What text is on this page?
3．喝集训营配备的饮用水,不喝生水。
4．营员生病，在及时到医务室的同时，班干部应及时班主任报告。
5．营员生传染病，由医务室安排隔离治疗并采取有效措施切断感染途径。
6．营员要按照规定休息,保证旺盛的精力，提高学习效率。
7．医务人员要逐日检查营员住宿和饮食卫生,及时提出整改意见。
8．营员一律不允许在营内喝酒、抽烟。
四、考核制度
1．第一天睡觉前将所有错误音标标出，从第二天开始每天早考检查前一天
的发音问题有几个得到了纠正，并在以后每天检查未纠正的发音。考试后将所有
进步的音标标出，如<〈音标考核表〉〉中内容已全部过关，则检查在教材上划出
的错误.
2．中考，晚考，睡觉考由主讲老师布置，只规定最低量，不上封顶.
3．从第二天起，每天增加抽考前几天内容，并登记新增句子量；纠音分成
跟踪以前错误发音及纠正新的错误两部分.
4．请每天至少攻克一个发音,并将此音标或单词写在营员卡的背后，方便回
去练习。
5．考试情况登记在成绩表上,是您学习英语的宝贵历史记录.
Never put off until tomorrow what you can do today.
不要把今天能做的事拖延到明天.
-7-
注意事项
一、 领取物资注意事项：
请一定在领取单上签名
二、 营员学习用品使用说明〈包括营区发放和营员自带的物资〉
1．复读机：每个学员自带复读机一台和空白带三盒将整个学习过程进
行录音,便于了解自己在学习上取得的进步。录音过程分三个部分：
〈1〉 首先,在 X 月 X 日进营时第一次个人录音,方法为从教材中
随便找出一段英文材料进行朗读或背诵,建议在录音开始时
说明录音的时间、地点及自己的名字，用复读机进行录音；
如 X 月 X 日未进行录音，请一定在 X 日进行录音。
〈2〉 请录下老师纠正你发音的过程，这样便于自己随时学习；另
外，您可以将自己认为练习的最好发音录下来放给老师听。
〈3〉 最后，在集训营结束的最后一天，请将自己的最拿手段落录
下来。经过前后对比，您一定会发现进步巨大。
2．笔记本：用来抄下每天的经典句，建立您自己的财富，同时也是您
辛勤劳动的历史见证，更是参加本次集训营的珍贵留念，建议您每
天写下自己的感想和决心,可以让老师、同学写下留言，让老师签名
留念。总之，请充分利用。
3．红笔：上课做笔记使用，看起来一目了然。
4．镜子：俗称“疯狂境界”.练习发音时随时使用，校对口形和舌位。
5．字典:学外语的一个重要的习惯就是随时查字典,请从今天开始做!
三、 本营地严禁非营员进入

* * * *

Please repeat all the records above exactly as they appear.

▶ Complete answer
What text is on this page?
3．喝集训营配备的饮用水,不喝生水。
4．营员生病，在及时到医务室的同时，班干部应及时班主任报告。
5．营员生传染病，由医务室安排隔离治疗并采取有效措施切断感染途径。
6．营员要按照规定休息,保证旺盛的精力，提高学习效率。
7．医务人员要逐日检查营员住宿和饮食卫生,及时提出整改意见。
8．营员一律不允许在营内喝酒、抽烟。
四、考核制度
1．第一天睡觉前将所有错误音标标出，从第二天开始每天早考检查前一天
的发音问题有几个得到了纠正，并在以后每天检查未纠正的发音。考试后将所有
进步的音标标出，如<〈音标考核表〉〉中内容已全部过关，则检查在教材上划出
的错误.
2．中考，晚考，睡觉考由主讲老师布置，只规定最低量，不上封顶.
3．从第二天起，每天增加抽考前几天内容，并登记新增句子量；纠音分成
跟踪以前错误发音及纠正新的错误两部分.
4．请每天至少攻克一个发音,并将此音标或单词写在营员卡的背后，方便回
去练习。
5．考试情况登记在成绩表上,是您学习英语的宝贵历史记录.
Never put off until tomorrow what you can do today.
不要把今天能做的事拖延到明天.
-7-
注意事项
一、 领取物资注意事项：
请一定在领取单上签名
二、 营员学习用品使用说明〈包括营区发放和营员自带的物资〉
1．复读机：每个学员自带复读机一台和空白带三盒将整个学习过程进
行录音,便于了解自己在学习上取得的进步。录音过程分三个部分：
〈1〉 首先,在 X 月 X 日进营时第一次个人录音,方法为从教材中
随便找出一段英文材料进行朗读或背诵,建议在录音开始时
说明录音的时间、地点及自己的名字，用复读机进行录音；
如 X 月 X 日未进行录音，请一定在 X 日进行录音。
〈2〉 请录下老师纠正你发音的过程，这样便于自己随时学习；另
外，您可以将自己认为练习的最好发音录下来放给老师听。
〈3〉 最后，在集训营结束的最后一天，请将自己的最拿手段落录
下来。经过前后对比，您一定会发现进步巨大。
2．笔记本：用来抄下每天的经典句，建立您自己的财富，同时也是您
辛勤劳动的历史见证，更是参加本次集训营的珍贵留念，建议您每
天写下自己的感想和决心,可以让老师、同学写下留言，让老师签名
留念。总之，请充分利用。
3．红笔：上课做笔记使用，看起来一目了然。
4．镜子：俗称“疯狂境界”.练习发音时随时使用，校对口形和舌位。
5．字典:学外语的一个重要的习惯就是随时查字典,请从今天开始做!
三、 本营地严禁非营员进入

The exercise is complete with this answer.